Extract the lines that carry the string "Update" from the listing.
>> start RECORD EXTRACTS
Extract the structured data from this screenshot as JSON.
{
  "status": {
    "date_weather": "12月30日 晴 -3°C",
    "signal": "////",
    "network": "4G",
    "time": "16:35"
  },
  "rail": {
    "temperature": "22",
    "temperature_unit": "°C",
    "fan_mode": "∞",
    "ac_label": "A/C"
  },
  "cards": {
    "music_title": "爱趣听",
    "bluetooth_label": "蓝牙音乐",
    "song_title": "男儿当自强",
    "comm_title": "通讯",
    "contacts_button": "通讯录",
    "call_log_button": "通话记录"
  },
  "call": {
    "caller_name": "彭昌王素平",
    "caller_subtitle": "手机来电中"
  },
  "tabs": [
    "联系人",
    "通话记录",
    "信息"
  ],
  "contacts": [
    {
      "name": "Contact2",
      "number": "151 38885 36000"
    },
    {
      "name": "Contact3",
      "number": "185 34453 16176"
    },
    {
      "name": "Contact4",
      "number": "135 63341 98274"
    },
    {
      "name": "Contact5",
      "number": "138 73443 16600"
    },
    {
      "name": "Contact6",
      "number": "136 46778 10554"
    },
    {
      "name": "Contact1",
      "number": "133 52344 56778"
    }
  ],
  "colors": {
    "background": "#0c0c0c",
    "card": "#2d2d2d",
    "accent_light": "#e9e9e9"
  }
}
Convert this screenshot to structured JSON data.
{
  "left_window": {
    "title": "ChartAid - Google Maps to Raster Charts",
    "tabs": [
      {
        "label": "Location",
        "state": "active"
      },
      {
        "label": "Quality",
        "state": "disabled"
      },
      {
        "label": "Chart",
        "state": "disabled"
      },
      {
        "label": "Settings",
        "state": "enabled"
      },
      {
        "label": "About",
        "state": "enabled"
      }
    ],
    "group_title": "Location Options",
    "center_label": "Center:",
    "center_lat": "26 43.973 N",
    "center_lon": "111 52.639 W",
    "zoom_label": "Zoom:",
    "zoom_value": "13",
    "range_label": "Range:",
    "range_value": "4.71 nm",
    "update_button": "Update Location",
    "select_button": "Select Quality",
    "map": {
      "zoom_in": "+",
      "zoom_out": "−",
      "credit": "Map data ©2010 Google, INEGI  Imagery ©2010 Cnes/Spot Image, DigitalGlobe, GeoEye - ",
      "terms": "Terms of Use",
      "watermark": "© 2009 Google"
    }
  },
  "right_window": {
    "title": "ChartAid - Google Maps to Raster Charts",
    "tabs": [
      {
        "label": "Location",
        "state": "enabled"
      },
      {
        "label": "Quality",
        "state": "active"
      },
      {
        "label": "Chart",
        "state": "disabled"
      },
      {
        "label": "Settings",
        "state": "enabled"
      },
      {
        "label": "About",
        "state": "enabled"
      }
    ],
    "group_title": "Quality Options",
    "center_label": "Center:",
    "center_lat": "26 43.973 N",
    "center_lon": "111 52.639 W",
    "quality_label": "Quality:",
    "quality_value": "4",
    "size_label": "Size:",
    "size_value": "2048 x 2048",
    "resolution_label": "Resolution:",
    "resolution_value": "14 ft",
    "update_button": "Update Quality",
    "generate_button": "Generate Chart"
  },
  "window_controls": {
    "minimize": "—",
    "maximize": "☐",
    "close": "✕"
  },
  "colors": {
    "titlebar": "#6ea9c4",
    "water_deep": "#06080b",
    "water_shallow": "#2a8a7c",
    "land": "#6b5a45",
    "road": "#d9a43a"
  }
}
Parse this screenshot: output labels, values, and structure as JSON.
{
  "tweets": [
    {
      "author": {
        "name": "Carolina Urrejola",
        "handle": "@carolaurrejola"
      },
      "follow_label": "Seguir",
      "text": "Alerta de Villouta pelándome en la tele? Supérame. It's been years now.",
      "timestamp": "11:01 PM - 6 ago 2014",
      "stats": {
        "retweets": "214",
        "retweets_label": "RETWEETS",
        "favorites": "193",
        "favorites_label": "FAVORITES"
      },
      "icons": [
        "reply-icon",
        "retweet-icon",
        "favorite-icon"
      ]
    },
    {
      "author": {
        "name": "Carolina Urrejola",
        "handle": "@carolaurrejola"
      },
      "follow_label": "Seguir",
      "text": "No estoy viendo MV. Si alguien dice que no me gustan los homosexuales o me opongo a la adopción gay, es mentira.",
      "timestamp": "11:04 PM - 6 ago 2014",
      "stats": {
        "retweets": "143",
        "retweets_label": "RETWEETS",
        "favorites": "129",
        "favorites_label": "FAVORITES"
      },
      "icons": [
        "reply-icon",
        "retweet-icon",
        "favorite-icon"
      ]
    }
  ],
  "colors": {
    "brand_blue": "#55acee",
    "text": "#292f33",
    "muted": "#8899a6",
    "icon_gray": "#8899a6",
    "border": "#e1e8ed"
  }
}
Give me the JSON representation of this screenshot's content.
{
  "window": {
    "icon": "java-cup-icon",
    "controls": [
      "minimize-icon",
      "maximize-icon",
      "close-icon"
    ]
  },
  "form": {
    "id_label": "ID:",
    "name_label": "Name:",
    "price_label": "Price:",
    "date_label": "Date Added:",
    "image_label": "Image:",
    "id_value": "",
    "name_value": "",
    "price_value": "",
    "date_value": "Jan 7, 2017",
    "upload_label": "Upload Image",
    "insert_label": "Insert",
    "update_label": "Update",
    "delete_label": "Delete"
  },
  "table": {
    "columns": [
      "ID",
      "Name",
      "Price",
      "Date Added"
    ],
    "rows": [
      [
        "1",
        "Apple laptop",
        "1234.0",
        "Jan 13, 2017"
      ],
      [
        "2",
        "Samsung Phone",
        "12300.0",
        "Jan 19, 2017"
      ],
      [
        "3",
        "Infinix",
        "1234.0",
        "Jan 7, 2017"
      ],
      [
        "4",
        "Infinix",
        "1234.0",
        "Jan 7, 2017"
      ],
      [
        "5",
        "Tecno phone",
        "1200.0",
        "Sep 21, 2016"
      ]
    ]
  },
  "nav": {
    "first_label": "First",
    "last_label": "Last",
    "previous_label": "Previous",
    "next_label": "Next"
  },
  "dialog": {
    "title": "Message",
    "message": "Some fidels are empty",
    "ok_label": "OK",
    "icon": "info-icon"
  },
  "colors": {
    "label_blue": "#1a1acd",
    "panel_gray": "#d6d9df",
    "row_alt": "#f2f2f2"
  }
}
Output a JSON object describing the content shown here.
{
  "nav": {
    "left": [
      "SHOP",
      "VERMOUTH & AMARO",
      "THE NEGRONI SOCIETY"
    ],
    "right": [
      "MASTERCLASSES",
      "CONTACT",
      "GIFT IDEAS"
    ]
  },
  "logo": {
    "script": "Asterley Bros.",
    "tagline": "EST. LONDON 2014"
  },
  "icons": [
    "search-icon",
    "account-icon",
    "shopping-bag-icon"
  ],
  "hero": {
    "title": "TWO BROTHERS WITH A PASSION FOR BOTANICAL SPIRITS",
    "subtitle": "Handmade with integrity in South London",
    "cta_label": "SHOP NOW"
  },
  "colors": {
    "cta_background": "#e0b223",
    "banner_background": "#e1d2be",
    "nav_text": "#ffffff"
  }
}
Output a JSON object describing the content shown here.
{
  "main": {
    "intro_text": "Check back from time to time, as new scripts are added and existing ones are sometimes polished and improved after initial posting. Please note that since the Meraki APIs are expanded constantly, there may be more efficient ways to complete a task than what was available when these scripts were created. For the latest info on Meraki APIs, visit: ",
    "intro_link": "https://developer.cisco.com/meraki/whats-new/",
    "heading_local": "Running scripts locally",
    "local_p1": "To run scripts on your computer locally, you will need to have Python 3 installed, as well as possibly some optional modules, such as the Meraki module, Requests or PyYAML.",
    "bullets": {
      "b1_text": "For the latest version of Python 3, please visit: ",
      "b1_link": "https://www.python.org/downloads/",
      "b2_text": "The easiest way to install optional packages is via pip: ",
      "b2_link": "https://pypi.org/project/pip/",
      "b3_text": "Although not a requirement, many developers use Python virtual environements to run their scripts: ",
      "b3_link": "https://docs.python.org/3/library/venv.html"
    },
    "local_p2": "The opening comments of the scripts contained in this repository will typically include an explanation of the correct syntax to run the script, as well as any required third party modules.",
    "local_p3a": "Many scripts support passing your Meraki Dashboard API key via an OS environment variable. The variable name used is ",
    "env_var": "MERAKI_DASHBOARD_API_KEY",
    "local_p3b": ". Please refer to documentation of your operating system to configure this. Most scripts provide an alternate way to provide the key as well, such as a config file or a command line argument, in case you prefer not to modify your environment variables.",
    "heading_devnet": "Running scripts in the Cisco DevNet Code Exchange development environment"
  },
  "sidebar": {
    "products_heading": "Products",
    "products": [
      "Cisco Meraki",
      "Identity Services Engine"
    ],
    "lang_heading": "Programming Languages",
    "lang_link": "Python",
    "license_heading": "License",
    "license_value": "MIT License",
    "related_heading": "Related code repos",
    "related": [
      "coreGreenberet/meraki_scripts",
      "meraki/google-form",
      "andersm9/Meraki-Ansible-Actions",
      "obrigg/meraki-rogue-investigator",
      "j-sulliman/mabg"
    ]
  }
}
>> end RECORD EXTRACTS
FINISHED EXERCISE:
    "update_button": "Update Location",
    "update_button": "Update Quality",
    "update_label": "Update",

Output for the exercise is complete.